▶ To be done: Copy each line of the entries that contains the word "December".

--- Start of Provided records ---

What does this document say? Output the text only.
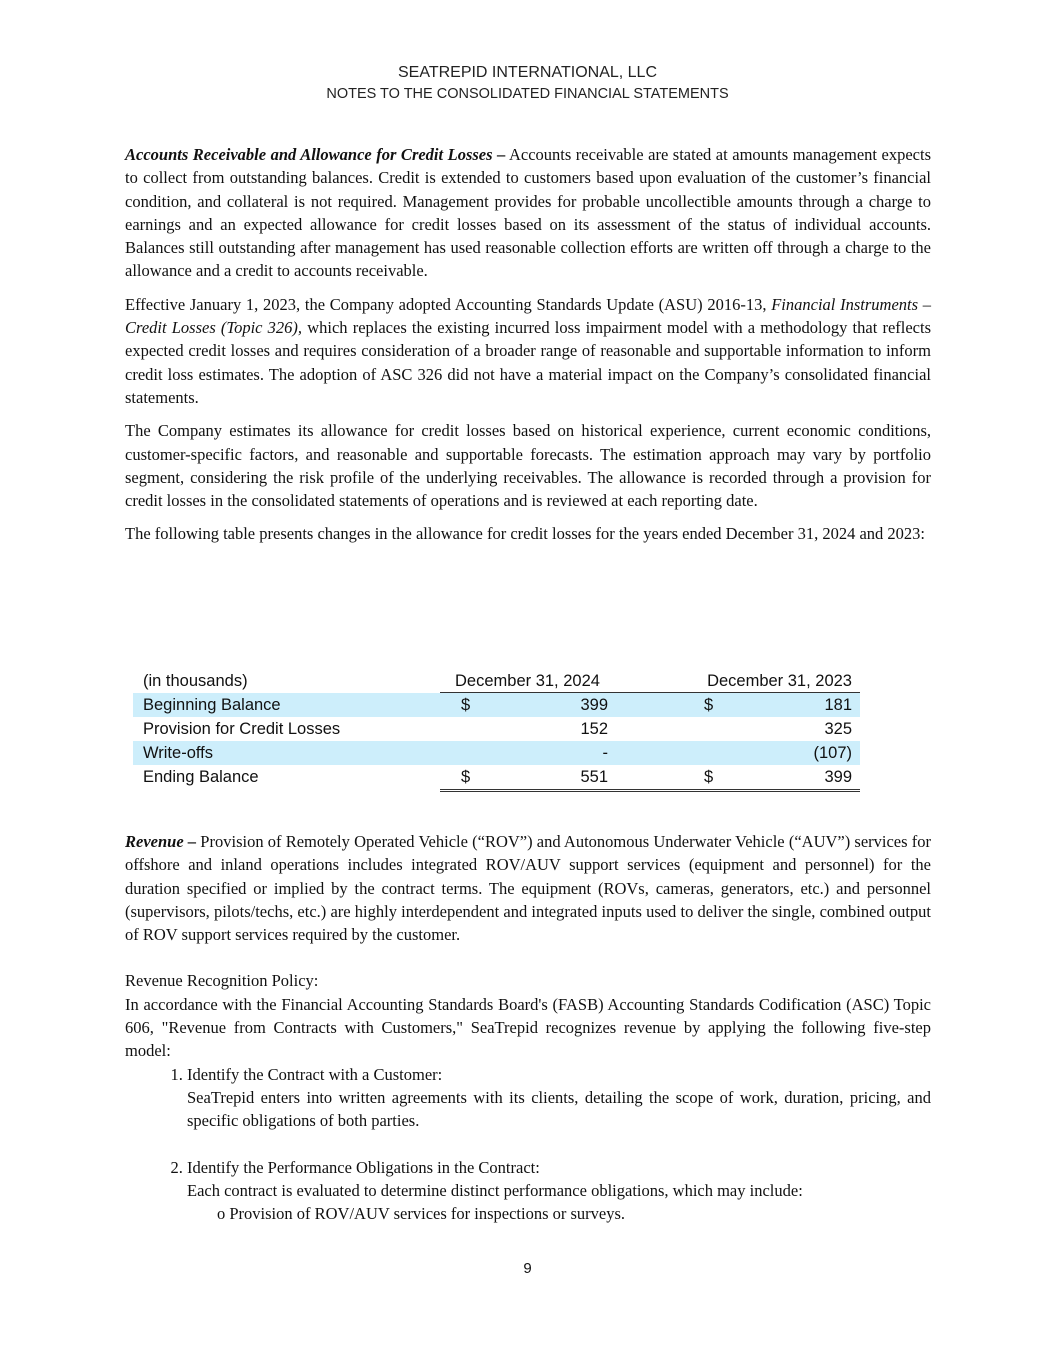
SEATREPID INTERNATIONAL, LLC
NOTES TO THE CONSOLIDATED FINANCIAL STATEMENTS

Accounts Receivable and Allowance for Credit Losses – Accounts receivable are stated at amounts management expects to collect from outstanding balances. Credit is extended to customers based upon evaluation of the customer’s financial condition, and collateral is not required. Management provides for probable uncollectible amounts through a charge to earnings and an expected allowance for credit losses based on its assessment of the status of individual accounts. Balances still outstanding after management has used reasonable collection efforts are written off through a charge to the allowance and a credit to accounts receivable.

Effective January 1, 2023, the Company adopted Accounting Standards Update (ASU) 2016-13, Financial Instruments – Credit Losses (Topic 326), which replaces the existing incurred loss impairment model with a methodology that reflects expected credit losses and requires consideration of a broader range of reasonable and supportable information to inform credit loss estimates. The adoption of ASC 326 did not have a material impact on the Company’s consolidated financial statements.

The Company estimates its allowance for credit losses based on historical experience, current economic conditions, customer-specific factors, and reasonable and supportable forecasts. The estimation approach may vary by portfolio segment, considering the risk profile of the underlying receivables. The allowance is recorded through a provision for credit losses in the consolidated statements of operations and is reviewed at each reporting date.

The following table presents changes in the allowance for credit losses for the years ended December 31, 2024 and 2023:

(in thousands)	December 31, 2024	December 31, 2023
Beginning Balance	$	399	$	181
Provision for Credit Losses	152	325
Write-offs	-	(107)
Ending Balance	$	551	$	399

Revenue – Provision of Remotely Operated Vehicle (“ROV”) and Autonomous Underwater Vehicle (“AUV”) services for offshore and inland operations includes integrated ROV/AUV support services (equipment and personnel) for the duration specified or implied by the contract terms. The equipment (ROVs, cameras, generators, etc.) and personnel (supervisors, pilots/techs, etc.) are highly interdependent and integrated inputs used to deliver the single, combined output of ROV support services required by the customer.

Revenue Recognition Policy:
In accordance with the Financial Accounting Standards Board's (FASB) Accounting Standards Codification (ASC) Topic 606, "Revenue from Contracts with Customers," SeaTrepid recognizes revenue by applying the following five-step model:
1. Identify the Contract with a Customer:
SeaTrepid enters into written agreements with its clients, detailing the scope of work, duration, pricing, and specific obligations of both parties.
2. Identify the Performance Obligations in the Contract:
Each contract is evaluated to determine distinct performance obligations, which may include:
o Provision of ROV/AUV services for inspections or surveys.
9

--- End of Provided records ---

▶ The solution:
The following table presents changes in the allowance for credit losses for the years ended December 31, 2024 and 2023:
(in thousands)	December 31, 2024	December 31, 2023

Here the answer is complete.